Textauszug:
Eine Ablehnung als offensichtlich unbegründet bei Roma aus Serbien kann dann keinen Bestand haben, wenn Aussagen einer Sachverständigen bekannt sind, die von der Verfolgung von Personen ausgeht, die im Ausland einen Asylantrag gestellt haben. Ein solcher Sachverhalt ist weiter aufzuklären.

Schlagwörter: offensichtlich unbegründet, ernstliche Zweifel, Serbien, Roma, Auswärtiges Amt, Serbisches Strafgesetzbuch, Dr. Waringo, unerlaubte Ausreise, Asylantrag, Strafbarkeit, Ashkali, Ausreisefreiheit, Ausreise,
Normen: AsylVfG § 36 Abs. 3, AsylVfG § 36 Abs. 4,
Auszüge:

[...]

Es sprechen derzeit erhebliche Gründe dafür, dass die Entscheidung des Bundesamtes keinen Bestand haben wird.

Vorliegende Zeilen:
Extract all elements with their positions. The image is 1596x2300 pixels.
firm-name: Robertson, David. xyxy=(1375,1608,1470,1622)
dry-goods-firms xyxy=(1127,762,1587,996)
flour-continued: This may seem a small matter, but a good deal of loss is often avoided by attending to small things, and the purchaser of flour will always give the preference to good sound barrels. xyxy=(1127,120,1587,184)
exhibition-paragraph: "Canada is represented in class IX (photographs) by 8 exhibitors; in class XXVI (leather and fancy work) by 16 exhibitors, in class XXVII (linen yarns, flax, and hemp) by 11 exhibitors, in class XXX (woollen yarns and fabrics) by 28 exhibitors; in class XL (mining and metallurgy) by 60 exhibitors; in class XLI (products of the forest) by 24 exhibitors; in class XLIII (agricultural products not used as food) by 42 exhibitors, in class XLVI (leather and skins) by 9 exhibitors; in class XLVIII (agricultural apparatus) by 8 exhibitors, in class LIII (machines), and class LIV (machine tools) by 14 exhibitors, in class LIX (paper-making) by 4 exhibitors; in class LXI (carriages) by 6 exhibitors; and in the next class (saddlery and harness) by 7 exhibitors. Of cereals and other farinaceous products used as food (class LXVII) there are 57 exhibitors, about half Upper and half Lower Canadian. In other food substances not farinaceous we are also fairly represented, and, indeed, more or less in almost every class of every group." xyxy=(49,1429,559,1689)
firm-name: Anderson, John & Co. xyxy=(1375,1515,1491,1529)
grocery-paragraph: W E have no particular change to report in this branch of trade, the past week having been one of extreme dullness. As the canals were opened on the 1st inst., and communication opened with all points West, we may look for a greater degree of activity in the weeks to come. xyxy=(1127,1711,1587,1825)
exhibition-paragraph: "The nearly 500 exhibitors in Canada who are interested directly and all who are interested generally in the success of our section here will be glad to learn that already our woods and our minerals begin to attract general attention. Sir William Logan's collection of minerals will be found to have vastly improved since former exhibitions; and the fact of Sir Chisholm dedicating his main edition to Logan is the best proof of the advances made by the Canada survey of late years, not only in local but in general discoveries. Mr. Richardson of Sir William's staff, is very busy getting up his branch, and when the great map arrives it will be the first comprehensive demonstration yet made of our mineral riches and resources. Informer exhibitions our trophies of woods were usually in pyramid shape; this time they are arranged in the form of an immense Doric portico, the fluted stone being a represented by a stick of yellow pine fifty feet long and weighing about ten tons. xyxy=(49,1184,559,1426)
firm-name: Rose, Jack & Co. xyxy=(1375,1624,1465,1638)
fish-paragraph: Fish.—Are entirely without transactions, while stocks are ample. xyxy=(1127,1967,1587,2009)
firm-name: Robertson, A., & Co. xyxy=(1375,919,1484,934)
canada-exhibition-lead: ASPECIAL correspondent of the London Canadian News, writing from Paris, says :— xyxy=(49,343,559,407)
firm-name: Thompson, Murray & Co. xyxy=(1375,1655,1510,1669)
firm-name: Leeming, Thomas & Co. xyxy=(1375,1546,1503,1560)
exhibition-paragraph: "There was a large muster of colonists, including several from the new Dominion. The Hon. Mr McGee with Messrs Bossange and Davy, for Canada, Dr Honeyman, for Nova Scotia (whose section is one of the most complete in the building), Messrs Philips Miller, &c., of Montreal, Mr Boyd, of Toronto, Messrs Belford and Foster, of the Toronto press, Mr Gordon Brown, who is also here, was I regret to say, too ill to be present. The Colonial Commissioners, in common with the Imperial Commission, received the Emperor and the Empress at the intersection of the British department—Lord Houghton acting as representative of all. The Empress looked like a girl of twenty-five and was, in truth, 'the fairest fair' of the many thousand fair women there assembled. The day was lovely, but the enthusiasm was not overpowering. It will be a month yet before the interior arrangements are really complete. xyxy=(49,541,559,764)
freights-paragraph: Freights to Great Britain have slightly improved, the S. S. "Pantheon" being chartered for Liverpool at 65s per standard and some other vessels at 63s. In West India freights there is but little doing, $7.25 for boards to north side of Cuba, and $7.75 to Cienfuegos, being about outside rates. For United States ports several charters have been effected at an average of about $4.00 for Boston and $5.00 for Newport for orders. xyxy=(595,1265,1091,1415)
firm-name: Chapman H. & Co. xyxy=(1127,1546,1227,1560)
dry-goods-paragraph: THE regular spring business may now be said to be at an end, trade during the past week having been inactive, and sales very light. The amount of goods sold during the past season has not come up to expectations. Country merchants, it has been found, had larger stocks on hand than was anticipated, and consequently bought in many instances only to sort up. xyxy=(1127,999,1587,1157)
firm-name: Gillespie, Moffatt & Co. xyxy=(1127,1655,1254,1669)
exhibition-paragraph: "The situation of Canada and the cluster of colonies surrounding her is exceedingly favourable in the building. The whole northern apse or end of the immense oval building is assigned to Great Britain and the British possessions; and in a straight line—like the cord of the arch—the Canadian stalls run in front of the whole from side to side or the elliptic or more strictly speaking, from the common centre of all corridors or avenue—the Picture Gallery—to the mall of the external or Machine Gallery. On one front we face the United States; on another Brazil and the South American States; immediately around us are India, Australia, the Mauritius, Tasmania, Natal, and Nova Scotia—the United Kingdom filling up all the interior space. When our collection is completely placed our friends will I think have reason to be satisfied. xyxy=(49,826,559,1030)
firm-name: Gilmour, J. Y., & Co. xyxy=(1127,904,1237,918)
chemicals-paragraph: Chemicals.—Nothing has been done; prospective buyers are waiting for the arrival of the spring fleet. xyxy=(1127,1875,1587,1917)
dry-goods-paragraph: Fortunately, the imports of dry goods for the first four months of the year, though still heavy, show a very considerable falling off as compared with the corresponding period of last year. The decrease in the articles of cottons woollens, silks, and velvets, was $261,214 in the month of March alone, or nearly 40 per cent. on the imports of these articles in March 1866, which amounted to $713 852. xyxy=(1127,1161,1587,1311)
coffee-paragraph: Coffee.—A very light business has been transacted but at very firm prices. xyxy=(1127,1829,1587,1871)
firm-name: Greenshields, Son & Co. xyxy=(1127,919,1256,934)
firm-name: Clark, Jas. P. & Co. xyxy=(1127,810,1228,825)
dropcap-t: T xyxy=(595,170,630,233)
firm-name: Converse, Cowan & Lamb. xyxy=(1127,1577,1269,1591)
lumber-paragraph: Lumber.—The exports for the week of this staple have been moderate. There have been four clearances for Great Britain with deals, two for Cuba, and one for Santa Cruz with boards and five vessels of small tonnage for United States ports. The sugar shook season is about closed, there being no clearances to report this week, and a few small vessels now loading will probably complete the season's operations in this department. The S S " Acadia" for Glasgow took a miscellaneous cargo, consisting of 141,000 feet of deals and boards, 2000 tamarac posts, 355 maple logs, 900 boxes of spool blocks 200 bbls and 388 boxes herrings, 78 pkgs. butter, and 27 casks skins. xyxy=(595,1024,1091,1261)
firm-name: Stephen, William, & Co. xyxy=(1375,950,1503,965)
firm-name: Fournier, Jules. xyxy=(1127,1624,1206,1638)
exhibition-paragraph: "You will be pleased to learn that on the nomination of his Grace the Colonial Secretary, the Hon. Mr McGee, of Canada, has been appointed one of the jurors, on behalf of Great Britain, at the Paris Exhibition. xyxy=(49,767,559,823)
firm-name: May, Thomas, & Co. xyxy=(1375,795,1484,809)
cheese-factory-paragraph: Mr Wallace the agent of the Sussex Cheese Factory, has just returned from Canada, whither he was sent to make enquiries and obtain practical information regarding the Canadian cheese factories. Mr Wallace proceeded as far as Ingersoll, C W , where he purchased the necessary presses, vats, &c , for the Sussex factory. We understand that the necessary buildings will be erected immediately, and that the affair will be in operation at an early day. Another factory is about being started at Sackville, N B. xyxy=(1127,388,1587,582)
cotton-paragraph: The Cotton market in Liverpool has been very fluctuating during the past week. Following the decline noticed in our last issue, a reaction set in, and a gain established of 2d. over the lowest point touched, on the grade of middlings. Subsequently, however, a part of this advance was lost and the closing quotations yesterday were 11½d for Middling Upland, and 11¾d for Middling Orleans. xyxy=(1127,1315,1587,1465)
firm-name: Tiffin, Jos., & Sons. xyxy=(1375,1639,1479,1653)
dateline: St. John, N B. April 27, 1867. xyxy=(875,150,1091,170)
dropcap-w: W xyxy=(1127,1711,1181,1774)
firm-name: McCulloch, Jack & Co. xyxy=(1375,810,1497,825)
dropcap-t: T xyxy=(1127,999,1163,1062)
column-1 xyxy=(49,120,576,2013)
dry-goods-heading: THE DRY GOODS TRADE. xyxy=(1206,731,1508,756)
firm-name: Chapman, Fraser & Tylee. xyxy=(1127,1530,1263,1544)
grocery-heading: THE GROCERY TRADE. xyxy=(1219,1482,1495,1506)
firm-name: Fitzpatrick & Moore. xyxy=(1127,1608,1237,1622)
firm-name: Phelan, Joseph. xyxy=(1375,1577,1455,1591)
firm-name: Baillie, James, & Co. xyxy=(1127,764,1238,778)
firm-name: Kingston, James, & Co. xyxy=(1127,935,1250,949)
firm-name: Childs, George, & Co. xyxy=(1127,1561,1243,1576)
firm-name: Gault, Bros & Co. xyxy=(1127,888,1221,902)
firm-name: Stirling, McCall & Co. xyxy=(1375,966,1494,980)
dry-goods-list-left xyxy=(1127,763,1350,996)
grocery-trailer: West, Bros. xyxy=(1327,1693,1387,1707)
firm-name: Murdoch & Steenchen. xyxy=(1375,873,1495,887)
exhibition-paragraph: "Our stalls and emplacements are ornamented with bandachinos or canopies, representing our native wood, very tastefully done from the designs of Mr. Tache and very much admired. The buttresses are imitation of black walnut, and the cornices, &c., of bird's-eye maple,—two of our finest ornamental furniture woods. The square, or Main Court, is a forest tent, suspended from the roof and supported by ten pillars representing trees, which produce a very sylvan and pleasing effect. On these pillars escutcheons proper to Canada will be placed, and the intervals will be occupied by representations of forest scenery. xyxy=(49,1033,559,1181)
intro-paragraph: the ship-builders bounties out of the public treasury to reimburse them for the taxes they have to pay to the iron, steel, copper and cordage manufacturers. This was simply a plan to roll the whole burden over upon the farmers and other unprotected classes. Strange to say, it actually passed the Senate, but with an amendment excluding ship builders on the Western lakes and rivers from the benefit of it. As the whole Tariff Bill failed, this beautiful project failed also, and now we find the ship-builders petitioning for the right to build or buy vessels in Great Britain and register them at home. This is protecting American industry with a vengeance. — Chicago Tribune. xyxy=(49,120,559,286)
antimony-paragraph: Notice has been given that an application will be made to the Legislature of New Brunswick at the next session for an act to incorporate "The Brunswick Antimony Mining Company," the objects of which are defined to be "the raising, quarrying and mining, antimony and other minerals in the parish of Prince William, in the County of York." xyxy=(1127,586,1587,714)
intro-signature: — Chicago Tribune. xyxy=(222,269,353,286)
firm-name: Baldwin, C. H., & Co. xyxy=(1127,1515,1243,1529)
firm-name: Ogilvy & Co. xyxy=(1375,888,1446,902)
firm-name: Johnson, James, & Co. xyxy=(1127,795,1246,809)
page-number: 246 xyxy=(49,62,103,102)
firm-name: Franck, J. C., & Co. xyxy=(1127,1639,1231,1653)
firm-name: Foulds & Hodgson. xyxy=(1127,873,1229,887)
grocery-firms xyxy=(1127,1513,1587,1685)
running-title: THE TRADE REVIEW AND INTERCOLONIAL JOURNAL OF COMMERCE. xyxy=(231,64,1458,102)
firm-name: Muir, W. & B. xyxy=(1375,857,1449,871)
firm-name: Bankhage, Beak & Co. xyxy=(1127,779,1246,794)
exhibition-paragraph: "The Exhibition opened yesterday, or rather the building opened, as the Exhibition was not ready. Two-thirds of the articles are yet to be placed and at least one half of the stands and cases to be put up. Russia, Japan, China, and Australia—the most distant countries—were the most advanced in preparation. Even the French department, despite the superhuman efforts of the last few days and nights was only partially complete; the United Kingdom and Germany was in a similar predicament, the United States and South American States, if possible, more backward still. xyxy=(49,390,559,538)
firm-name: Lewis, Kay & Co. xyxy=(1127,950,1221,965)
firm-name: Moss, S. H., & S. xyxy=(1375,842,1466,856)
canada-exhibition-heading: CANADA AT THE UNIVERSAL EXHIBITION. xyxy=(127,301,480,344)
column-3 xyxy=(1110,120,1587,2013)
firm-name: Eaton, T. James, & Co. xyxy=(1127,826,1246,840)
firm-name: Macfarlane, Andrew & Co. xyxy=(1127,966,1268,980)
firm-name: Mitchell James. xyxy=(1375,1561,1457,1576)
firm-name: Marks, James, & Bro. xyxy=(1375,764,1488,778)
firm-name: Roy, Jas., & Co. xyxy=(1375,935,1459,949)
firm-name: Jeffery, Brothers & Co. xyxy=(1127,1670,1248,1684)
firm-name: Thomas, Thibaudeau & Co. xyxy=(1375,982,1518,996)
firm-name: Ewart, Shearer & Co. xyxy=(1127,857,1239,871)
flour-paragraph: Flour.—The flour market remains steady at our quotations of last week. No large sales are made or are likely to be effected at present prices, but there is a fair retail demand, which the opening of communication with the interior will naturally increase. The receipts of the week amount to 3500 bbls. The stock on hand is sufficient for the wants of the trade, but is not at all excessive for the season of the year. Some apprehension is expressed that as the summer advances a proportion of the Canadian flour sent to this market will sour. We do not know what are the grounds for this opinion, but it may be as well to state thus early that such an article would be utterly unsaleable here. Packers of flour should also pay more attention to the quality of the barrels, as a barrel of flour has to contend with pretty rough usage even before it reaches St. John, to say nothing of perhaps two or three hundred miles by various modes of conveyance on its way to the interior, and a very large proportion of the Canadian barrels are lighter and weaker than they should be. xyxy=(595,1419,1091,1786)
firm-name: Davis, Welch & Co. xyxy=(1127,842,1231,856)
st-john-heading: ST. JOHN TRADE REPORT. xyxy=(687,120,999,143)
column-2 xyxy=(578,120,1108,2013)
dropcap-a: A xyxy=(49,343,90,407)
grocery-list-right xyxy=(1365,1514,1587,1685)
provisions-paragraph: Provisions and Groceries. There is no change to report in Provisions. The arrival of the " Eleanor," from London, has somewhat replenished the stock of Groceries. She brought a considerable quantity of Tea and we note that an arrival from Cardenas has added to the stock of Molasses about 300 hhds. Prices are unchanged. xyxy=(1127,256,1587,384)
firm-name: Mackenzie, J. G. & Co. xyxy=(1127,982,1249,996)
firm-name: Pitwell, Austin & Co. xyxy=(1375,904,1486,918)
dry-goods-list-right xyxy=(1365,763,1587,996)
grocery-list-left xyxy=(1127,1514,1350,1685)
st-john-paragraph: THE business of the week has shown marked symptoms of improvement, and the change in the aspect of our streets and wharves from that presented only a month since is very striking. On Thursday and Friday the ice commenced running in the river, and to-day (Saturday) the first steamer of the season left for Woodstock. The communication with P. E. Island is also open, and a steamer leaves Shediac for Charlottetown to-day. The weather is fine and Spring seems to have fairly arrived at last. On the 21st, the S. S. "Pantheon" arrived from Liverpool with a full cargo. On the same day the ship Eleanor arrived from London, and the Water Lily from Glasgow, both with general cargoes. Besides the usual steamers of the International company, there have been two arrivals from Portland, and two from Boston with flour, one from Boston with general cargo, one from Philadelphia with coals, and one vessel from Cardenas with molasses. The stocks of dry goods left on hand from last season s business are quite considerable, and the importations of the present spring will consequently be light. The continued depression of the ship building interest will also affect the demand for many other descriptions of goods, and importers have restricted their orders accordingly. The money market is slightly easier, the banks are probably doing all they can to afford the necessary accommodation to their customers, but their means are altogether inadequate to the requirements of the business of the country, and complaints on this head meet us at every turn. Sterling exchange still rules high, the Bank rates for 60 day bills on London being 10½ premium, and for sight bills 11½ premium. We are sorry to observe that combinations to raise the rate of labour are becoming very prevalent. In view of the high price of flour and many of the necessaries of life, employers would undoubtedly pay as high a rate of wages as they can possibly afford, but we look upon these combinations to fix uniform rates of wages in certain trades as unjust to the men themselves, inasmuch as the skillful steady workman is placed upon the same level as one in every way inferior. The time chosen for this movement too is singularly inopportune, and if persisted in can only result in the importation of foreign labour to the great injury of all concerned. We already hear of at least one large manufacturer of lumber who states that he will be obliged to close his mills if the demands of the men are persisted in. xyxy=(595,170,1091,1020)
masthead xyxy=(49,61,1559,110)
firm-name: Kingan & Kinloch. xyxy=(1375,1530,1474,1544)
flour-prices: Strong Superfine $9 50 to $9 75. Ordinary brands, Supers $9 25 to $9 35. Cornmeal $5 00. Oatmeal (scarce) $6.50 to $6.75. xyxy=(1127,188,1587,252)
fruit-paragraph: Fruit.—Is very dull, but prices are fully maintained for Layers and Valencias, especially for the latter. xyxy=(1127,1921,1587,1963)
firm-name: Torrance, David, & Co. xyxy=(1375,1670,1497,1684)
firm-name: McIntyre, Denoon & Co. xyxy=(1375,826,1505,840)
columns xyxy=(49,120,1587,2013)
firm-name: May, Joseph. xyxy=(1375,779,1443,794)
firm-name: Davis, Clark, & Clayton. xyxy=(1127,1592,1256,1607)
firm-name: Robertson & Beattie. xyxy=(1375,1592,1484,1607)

Aufgabe A: Fasse den Absatz im Textauszug, der mit „Eine Ablehnung als offensichtlich unbegründet“ beginnt, kürzer zusammen und behalte dabei seine wesentlichen Aussagen bei.
Aufgabe B: Gib den Abschnitt im Textauszug, der mit den Worten „Eine Ablehnung als“ beginnt und mit „Bestand haben wird.“ endet, wortgetreu wieder.

Lösung A: Bei Roma aus Serbien kann eine Ablehnung als offensichtlich unbegründet keinen Bestand haben, wenn eine Sachverständige annimmt, dass Personen verfolgt werden, die im Ausland Asyl beantragt haben. Ein solcher Sachverhalt muss weiter aufgeklärt werden.

Lösung B:
Eine Ablehnung als offensichtlich unbegründet bei Roma aus Serbien kann dann keinen Bestand haben, wenn Aussagen einer Sachverständigen bekannt sind, die von der Verfolgung von Personen ausgeht, die im Ausland einen Asylantrag gestellt haben. Ein solcher Sachverhalt ist weiter aufzuklären.

Schlagwörter: offensichtlich unbegründet, ernstliche Zweifel, Serbien, Roma, Auswärtiges Amt, Serbisches Strafgesetzbuch, Dr. Waringo, unerlaubte Ausreise, Asylantrag, Strafbarkeit, Ashkali, Ausreisefreiheit, Ausreise,
Normen: AsylVfG § 36 Abs. 3, AsylVfG § 36 Abs. 4,
Auszüge:

[...]

Es sprechen derzeit erhebliche Gründe dafür, dass die Entscheidung des Bundesamtes keinen Bestand haben wird.